◆ **Your task**
Transcribe each record below word for word.

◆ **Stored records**

- - - - - - -

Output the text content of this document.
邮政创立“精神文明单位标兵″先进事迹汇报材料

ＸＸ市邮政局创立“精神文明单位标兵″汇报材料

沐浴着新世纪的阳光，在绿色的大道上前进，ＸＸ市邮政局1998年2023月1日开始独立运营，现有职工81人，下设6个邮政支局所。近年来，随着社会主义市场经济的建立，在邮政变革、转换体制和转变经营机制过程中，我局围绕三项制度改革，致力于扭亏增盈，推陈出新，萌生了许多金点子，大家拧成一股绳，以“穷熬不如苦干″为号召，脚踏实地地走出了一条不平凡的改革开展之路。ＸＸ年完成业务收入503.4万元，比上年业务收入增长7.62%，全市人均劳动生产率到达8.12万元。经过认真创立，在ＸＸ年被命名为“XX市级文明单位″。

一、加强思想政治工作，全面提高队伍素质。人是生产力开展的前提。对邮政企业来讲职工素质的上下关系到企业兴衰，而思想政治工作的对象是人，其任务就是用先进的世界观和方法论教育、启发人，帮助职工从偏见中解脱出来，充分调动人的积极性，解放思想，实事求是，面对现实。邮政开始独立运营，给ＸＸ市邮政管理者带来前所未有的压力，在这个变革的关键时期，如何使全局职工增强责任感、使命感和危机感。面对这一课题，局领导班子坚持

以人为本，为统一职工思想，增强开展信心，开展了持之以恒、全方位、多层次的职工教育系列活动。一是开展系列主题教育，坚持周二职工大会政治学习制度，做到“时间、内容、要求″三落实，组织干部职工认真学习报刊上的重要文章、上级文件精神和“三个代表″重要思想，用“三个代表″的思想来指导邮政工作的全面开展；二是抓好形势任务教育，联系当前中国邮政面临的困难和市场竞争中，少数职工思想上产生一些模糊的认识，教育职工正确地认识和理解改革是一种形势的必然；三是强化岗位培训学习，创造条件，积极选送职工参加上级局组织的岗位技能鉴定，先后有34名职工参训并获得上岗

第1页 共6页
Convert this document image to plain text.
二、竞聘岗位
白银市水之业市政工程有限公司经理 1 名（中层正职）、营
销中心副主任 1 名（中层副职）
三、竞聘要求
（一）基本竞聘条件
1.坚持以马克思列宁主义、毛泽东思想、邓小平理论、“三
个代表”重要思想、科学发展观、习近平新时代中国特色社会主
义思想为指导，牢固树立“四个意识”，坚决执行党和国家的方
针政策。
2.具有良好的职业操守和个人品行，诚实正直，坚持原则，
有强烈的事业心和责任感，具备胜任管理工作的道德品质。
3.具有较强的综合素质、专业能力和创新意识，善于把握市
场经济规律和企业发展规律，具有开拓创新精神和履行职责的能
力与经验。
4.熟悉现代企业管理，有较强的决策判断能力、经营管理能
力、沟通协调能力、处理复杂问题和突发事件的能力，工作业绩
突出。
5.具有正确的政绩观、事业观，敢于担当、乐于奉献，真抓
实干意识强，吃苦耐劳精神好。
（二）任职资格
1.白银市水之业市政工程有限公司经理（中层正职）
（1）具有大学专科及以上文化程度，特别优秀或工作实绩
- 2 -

- - - - - - -

◆ **The response**
Output the text content of this document.
邮政创立“精神文明单位标兵″先进事迹汇报材料

ＸＸ市邮政局创立“精神文明单位标兵″汇报材料

沐浴着新世纪的阳光，在绿色的大道上前进，ＸＸ市邮政局1998年2023月1日开始独立运营，现有职工81人，下设6个邮政支局所。近年来，随着社会主义市场经济的建立，在邮政变革、转换体制和转变经营机制过程中，我局围绕三项制度改革，致力于扭亏增盈，推陈出新，萌生了许多金点子，大家拧成一股绳，以“穷熬不如苦干″为号召，脚踏实地地走出了一条不平凡的改革开展之路。ＸＸ年完成业务收入503.4万元，比上年业务收入增长7.62%，全市人均劳动生产率到达8.12万元。经过认真创立，在ＸＸ年被命名为“XX市级文明单位″。

一、加强思想政治工作，全面提高队伍素质。人是生产力开展的前提。对邮政企业来讲职工素质的上下关系到企业兴衰，而思想政治工作的对象是人，其任务就是用先进的世界观和方法论教育、启发人，帮助职工从偏见中解脱出来，充分调动人的积极性，解放思想，实事求是，面对现实。邮政开始独立运营，给ＸＸ市邮政管理者带来前所未有的压力，在这个变革的关键时期，如何使全局职工增强责任感、使命感和危机感。面对这一课题，局领导班子坚持

以人为本，为统一职工思想，增强开展信心，开展了持之以恒、全方位、多层次的职工教育系列活动。一是开展系列主题教育，坚持周二职工大会政治学习制度，做到“时间、内容、要求″三落实，组织干部职工认真学习报刊上的重要文章、上级文件精神和“三个代表″重要思想，用“三个代表″的思想来指导邮政工作的全面开展；二是抓好形势任务教育，联系当前中国邮政面临的困难和市场竞争中，少数职工思想上产生一些模糊的认识，教育职工正确地认识和理解改革是一种形势的必然；三是强化岗位培训学习，创造条件，积极选送职工参加上级局组织的岗位技能鉴定，先后有34名职工参训并获得上岗

第1页 共6页
Convert this document image to plain text.
二、竞聘岗位
白银市水之业市政工程有限公司经理 1 名（中层正职）、营
销中心副主任 1 名（中层副职）
三、竞聘要求
（一）基本竞聘条件
1.坚持以马克思列宁主义、毛泽东思想、邓小平理论、“三
个代表”重要思想、科学发展观、习近平新时代中国特色社会主
义思想为指导，牢固树立“四个意识”，坚决执行党和国家的方
针政策。
2.具有良好的职业操守和个人品行，诚实正直，坚持原则，
有强烈的事业心和责任感，具备胜任管理工作的道德品质。
3.具有较强的综合素质、专业能力和创新意识，善于把握市
场经济规律和企业发展规律，具有开拓创新精神和履行职责的能
力与经验。
4.熟悉现代企业管理，有较强的决策判断能力、经营管理能
力、沟通协调能力、处理复杂问题和突发事件的能力，工作业绩
突出。
5.具有正确的政绩观、事业观，敢于担当、乐于奉献，真抓
实干意识强，吃苦耐劳精神好。
（二）任职资格
1.白银市水之业市政工程有限公司经理（中层正职）
（1）具有大学专科及以上文化程度，特别优秀或工作实绩
- 2 -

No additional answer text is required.